**Written problem**
Format each line of the rows below as one string in a JSON list, with blank lines omitted and the pictures left out.

*** Data listing ***

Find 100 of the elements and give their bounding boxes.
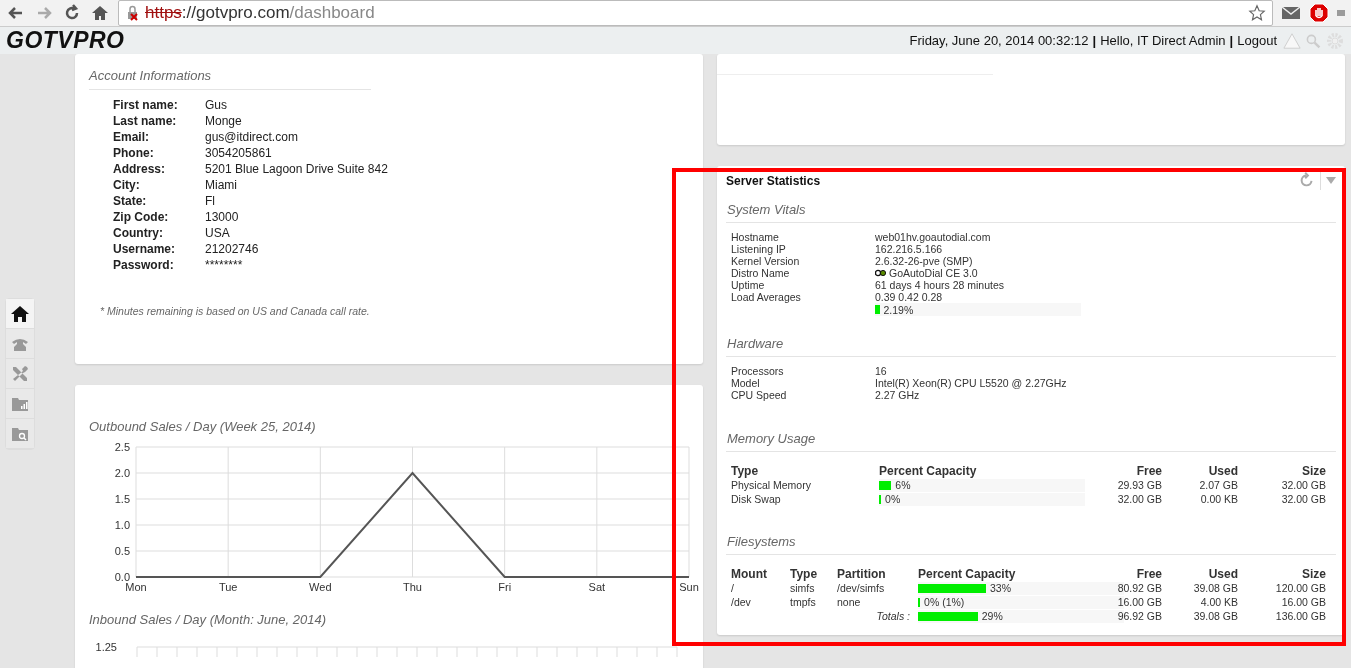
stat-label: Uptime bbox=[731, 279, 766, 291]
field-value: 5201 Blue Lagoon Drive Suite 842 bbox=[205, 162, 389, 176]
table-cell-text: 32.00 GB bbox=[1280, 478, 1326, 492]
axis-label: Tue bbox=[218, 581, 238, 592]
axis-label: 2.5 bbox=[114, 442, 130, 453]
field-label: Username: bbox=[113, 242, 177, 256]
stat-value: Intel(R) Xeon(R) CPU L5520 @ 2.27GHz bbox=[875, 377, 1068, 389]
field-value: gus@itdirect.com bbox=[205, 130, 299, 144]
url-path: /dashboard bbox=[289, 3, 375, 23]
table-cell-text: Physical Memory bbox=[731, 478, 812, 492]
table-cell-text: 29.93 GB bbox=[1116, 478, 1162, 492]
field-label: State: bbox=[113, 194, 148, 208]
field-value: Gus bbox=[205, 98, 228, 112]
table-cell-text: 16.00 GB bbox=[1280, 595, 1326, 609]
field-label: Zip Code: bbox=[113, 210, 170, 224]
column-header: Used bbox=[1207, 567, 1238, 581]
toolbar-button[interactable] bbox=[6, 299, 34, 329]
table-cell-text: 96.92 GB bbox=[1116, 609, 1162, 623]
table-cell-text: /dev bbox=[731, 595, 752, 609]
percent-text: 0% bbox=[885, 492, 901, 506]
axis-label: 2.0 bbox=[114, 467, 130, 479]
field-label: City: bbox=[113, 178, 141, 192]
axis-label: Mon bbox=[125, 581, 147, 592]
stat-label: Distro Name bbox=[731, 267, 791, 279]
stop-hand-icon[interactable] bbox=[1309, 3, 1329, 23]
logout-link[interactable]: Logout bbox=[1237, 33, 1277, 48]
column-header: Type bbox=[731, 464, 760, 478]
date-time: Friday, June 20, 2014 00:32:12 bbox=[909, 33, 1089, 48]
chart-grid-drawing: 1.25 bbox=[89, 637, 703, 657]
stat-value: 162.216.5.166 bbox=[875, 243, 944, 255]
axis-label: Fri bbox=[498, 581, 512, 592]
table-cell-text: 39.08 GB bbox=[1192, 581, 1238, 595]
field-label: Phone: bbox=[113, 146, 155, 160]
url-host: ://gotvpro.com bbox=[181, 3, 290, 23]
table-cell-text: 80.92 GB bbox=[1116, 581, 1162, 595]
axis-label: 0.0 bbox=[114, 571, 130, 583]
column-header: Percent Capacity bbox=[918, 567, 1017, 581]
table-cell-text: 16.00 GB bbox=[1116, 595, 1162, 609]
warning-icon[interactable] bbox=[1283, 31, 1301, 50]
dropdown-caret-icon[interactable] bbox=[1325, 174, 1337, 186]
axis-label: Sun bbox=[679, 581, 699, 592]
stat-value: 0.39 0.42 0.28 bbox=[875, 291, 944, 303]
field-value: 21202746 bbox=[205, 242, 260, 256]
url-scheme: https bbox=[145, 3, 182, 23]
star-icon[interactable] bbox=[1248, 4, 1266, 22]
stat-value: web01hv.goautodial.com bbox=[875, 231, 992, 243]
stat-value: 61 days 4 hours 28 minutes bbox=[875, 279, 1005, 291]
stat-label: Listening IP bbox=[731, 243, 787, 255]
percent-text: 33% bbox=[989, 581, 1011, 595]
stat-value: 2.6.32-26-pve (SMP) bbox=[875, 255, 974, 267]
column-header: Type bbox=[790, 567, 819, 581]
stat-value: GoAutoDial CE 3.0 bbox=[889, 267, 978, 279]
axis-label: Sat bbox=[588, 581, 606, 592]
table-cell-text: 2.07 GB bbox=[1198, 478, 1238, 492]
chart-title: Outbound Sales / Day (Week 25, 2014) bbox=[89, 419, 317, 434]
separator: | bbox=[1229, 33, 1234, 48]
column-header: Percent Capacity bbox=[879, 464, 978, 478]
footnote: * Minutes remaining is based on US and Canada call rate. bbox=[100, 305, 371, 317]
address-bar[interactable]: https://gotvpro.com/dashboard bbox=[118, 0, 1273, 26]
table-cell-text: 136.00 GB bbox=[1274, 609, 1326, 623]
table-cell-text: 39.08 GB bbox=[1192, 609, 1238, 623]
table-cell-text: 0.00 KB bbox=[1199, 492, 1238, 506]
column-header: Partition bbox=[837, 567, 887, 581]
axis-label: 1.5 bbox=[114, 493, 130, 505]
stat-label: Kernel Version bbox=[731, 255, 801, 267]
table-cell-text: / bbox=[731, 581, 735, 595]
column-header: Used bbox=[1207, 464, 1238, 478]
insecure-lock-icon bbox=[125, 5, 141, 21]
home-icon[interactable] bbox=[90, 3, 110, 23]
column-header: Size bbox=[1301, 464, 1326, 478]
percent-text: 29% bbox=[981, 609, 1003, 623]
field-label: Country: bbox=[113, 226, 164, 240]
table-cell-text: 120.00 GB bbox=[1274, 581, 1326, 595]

***

**Task answer**
[
  "Find 100 of the elements and give their bounding boxes.",
  "stat-label: Uptime bbox=[731, 279, 766, 291]",
  "field-value: 5201 Blue Lagoon Drive Suite 842 bbox=[205, 162, 389, 176]",
  "table-cell-text: 32.00 GB bbox=[1280, 478, 1326, 492]",
  "axis-label: Tue bbox=[218, 581, 238, 592]",
  "axis-label: 2.5 bbox=[114, 442, 130, 453]",
  "field-label: Username: bbox=[113, 242, 177, 256]",
  "stat-value: Intel(R) Xeon(R) CPU L5520 @ 2.27GHz bbox=[875, 377, 1068, 389]",
  "field-value: gus@itdirect.com bbox=[205, 130, 299, 144]",
  "url-path: /dashboard bbox=[289, 3, 375, 23]",
  "table-cell-text: Physical Memory bbox=[731, 478, 812, 492]",
  "table-cell-text: 29.93 GB bbox=[1116, 478, 1162, 492]",
  "field-label: State: bbox=[113, 194, 148, 208]",
  "field-value: Gus bbox=[205, 98, 228, 112]",
  "table-cell-text: 16.00 GB bbox=[1280, 595, 1326, 609]",
  "field-label: Zip Code: bbox=[113, 210, 170, 224]",
  "column-header: Used bbox=[1207, 567, 1238, 581]",
  "toolbar-button[interactable] bbox=[6, 299, 34, 329]",
  "table-cell-text: 96.92 GB bbox=[1116, 609, 1162, 623]",
  "table-cell-text: /dev bbox=[731, 595, 752, 609]",
  "percent-text: 0% bbox=[885, 492, 901, 506]",
  "axis-label: 2.0 bbox=[114, 467, 130, 479]",
  "field-label: City: bbox=[113, 178, 141, 192]",
  "axis-label: Mon bbox=[125, 581, 147, 592]",
  "stat-label: Distro Name bbox=[731, 267, 791, 279]",
  "stop-hand-icon[interactable] bbox=[1309, 3, 1329, 23]",
  "logout-link[interactable]: Logout bbox=[1237, 33, 1277, 48]",
  "column-header: Type bbox=[731, 464, 760, 478]",
  "date-time: Friday, June 20, 2014 00:32:12 bbox=[909, 33, 1089, 48]",
  "chart-grid-drawing: 1.25 bbox=[89, 637, 703, 657]",
  "stat-value: 162.216.5.166 bbox=[875, 243, 944, 255]",
  "axis-label: Fri bbox=[498, 581, 512, 592]",
  "table-cell-text: 39.08 GB bbox=[1192, 581, 1238, 595]",
  "field-label: Phone: bbox=[113, 146, 155, 160]",
  "url-host: ://gotvpro.com bbox=[181, 3, 290, 23]",
  "table-cell-text: 80.92 GB bbox=[1116, 581, 1162, 595]",
  "axis-label: 0.0 bbox=[114, 571, 130, 583]",
  "column-header: Percent Capacity bbox=[918, 567, 1017, 581]",
  "table-cell-text: 16.00 GB bbox=[1116, 595, 1162, 609]",
  "warning-icon[interactable] bbox=[1283, 31, 1301, 50]",
  "dropdown-caret-icon[interactable] bbox=[1325, 174, 1337, 186]",
  "axis-label: Sun bbox=[679, 581, 699, 592]",
  "stat-value: 0.39 0.42 0.28 bbox=[875, 291, 944, 303]",
  "field-value: 21202746 bbox=[205, 242, 260, 256]",
  "url-scheme: https bbox=[145, 3, 182, 23]",
  "star-icon[interactable] bbox=[1248, 4, 1266, 22]",
  "stat-value: web01hv.goautodial.com bbox=[875, 231, 992, 243]",
  "stat-value: 61 days 4 hours 28 minutes bbox=[875, 279, 1005, 291]",
  "stat-label: Listening IP bbox=[731, 243, 787, 255]",
  "percent-text: 33% bbox=[989, 581, 1011, 595]",
  "stat-value: 2.6.32-26-pve (SMP) bbox=[875, 255, 974, 267]",
  "column-header: Type bbox=[790, 567, 819, 581]",
  "stat-value: GoAutoDial CE 3.0 bbox=[889, 267, 978, 279]",
  "axis-label: Sat bbox=[588, 581, 606, 592]",
  "table-cell-text: 2.07 GB bbox=[1198, 478, 1238, 492]",
  "chart-title: Outbound Sales / Day (Week 25, 2014) bbox=[89, 419, 317, 434]",
  "separator: | bbox=[1229, 33, 1234, 48]",
  "column-header: Percent Capacity bbox=[879, 464, 978, 478]",
  "footnote: * Minutes remaining is based on US and Canada call rate. bbox=[100, 305, 371, 317]",
  "address-bar[interactable]: https://gotvpro.com/dashboard bbox=[118, 0, 1273, 26]",
  "table-cell-text: 136.00 GB bbox=[1274, 609, 1326, 623]",
  "table-cell-text: 39.08 GB bbox=[1192, 609, 1238, 623]",
  "table-cell-text: 0.00 KB bbox=[1199, 492, 1238, 506]",
  "column-header: Partition bbox=[837, 567, 887, 581]",
  "axis-label: 1.5 bbox=[114, 493, 130, 505]",
  "stat-label: Kernel Version bbox=[731, 255, 801, 267]",
  "table-cell-text: / bbox=[731, 581, 735, 595]",
  "column-header: Used bbox=[1207, 464, 1238, 478]",
  "insecure-lock-icon bbox=[125, 5, 141, 21]",
  "home-icon[interactable] bbox=[90, 3, 110, 23]",
  "column-header: Size bbox=[1301, 464, 1326, 478]",
  "percent-text: 29% bbox=[981, 609, 1003, 623]",
  "field-label: Country: bbox=[113, 226, 164, 240]",
  "table-cell-text: 120.00 GB bbox=[1274, 581, 1326, 595]"
]